__Aim of the task__: Exact reproduction is required for all entries.
--------------------
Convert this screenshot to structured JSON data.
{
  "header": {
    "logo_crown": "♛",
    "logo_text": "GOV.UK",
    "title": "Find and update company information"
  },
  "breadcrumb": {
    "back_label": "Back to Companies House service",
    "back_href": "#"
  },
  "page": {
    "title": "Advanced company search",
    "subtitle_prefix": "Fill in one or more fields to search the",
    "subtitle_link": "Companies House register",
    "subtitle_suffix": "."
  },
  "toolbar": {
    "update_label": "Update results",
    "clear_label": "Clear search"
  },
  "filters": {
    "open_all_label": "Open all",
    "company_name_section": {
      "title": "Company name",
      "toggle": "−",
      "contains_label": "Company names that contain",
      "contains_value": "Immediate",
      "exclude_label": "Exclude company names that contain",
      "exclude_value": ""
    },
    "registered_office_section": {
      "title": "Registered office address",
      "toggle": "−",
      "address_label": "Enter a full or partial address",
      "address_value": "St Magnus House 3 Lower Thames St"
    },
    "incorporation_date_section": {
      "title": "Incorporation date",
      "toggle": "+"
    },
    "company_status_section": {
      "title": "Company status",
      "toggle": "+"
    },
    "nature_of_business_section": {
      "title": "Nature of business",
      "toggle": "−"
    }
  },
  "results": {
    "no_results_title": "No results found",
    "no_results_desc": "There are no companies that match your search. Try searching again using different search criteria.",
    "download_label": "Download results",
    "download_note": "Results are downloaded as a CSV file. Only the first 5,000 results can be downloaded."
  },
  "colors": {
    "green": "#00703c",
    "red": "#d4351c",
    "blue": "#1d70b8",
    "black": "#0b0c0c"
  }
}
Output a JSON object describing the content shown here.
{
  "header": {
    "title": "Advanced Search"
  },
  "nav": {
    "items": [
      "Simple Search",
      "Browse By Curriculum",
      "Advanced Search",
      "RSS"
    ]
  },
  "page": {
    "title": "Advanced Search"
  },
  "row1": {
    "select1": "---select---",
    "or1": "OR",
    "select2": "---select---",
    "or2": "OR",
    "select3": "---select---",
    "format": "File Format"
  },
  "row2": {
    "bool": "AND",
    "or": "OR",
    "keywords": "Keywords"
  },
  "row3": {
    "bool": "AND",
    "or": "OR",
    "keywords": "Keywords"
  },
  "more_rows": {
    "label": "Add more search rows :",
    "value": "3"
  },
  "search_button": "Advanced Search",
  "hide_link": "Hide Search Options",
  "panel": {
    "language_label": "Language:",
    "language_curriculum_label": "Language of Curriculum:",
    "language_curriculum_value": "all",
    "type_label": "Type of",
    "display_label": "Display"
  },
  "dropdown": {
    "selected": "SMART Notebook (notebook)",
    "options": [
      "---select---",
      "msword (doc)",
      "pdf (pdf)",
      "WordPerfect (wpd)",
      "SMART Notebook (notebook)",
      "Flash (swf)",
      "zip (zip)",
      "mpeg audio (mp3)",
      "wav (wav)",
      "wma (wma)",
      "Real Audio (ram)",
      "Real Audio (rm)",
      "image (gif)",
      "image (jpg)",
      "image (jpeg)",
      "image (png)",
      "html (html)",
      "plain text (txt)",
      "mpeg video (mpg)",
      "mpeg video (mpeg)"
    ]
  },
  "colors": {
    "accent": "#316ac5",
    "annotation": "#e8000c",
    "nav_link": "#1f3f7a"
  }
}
--------------------
__Response for this exercise__:
Convert this screenshot to structured JSON data.
{
  "header": {
    "logo_crown": "♛",
    "logo_text": "GOV.UK",
    "title": "Find and update company information"
  },
  "breadcrumb": {
    "back_label": "Back to Companies House service",
    "back_href": "#"
  },
  "page": {
    "title": "Advanced company search",
    "subtitle_prefix": "Fill in one or more fields to search the",
    "subtitle_link": "Companies House register",
    "subtitle_suffix": "."
  },
  "toolbar": {
    "update_label": "Update results",
    "clear_label": "Clear search"
  },
  "filters": {
    "open_all_label": "Open all",
    "company_name_section": {
      "title": "Company name",
      "toggle": "−",
      "contains_label": "Company names that contain",
      "contains_value": "Immediate",
      "exclude_label": "Exclude company names that contain",
      "exclude_value": ""
    },
    "registered_office_section": {
      "title": "Registered office address",
      "toggle": "−",
      "address_label": "Enter a full or partial address",
      "address_value": "St Magnus House 3 Lower Thames St"
    },
    "incorporation_date_section": {
      "title": "Incorporation date",
      "toggle": "+"
    },
    "company_status_section": {
      "title": "Company status",
      "toggle": "+"
    },
    "nature_of_business_section": {
      "title": "Nature of business",
      "toggle": "−"
    }
  },
  "results": {
    "no_results_title": "No results found",
    "no_results_desc": "There are no companies that match your search. Try searching again using different search criteria.",
    "download_label": "Download results",
    "download_note": "Results are downloaded as a CSV file. Only the first 5,000 results can be downloaded."
  },
  "colors": {
    "green": "#00703c",
    "red": "#d4351c",
    "blue": "#1d70b8",
    "black": "#0b0c0c"
  }
}
Output a JSON object describing the content shown here.
{
  "header": {
    "title": "Advanced Search"
  },
  "nav": {
    "items": [
      "Simple Search",
      "Browse By Curriculum",
      "Advanced Search",
      "RSS"
    ]
  },
  "page": {
    "title": "Advanced Search"
  },
  "row1": {
    "select1": "---select---",
    "or1": "OR",
    "select2": "---select---",
    "or2": "OR",
    "select3": "---select---",
    "format": "File Format"
  },
  "row2": {
    "bool": "AND",
    "or": "OR",
    "keywords": "Keywords"
  },
  "row3": {
    "bool": "AND",
    "or": "OR",
    "keywords": "Keywords"
  },
  "more_rows": {
    "label": "Add more search rows :",
    "value": "3"
  },
  "search_button": "Advanced Search",
  "hide_link": "Hide Search Options",
  "panel": {
    "language_label": "Language:",
    "language_curriculum_label": "Language of Curriculum:",
    "language_curriculum_value": "all",
    "type_label": "Type of",
    "display_label": "Display"
  },
  "dropdown": {
    "selected": "SMART Notebook (notebook)",
    "options": [
      "---select---",
      "msword (doc)",
      "pdf (pdf)",
      "WordPerfect (wpd)",
      "SMART Notebook (notebook)",
      "Flash (swf)",
      "zip (zip)",
      "mpeg audio (mp3)",
      "wav (wav)",
      "wma (wma)",
      "Real Audio (ram)",
      "Real Audio (rm)",
      "image (gif)",
      "image (jpg)",
      "image (jpeg)",
      "image (png)",
      "html (html)",
      "plain text (txt)",
      "mpeg video (mpg)",
      "mpeg video (mpeg)"
    ]
  },
  "colors": {
    "accent": "#316ac5",
    "annotation": "#e8000c",
    "nav_link": "#1f3f7a"
  }
}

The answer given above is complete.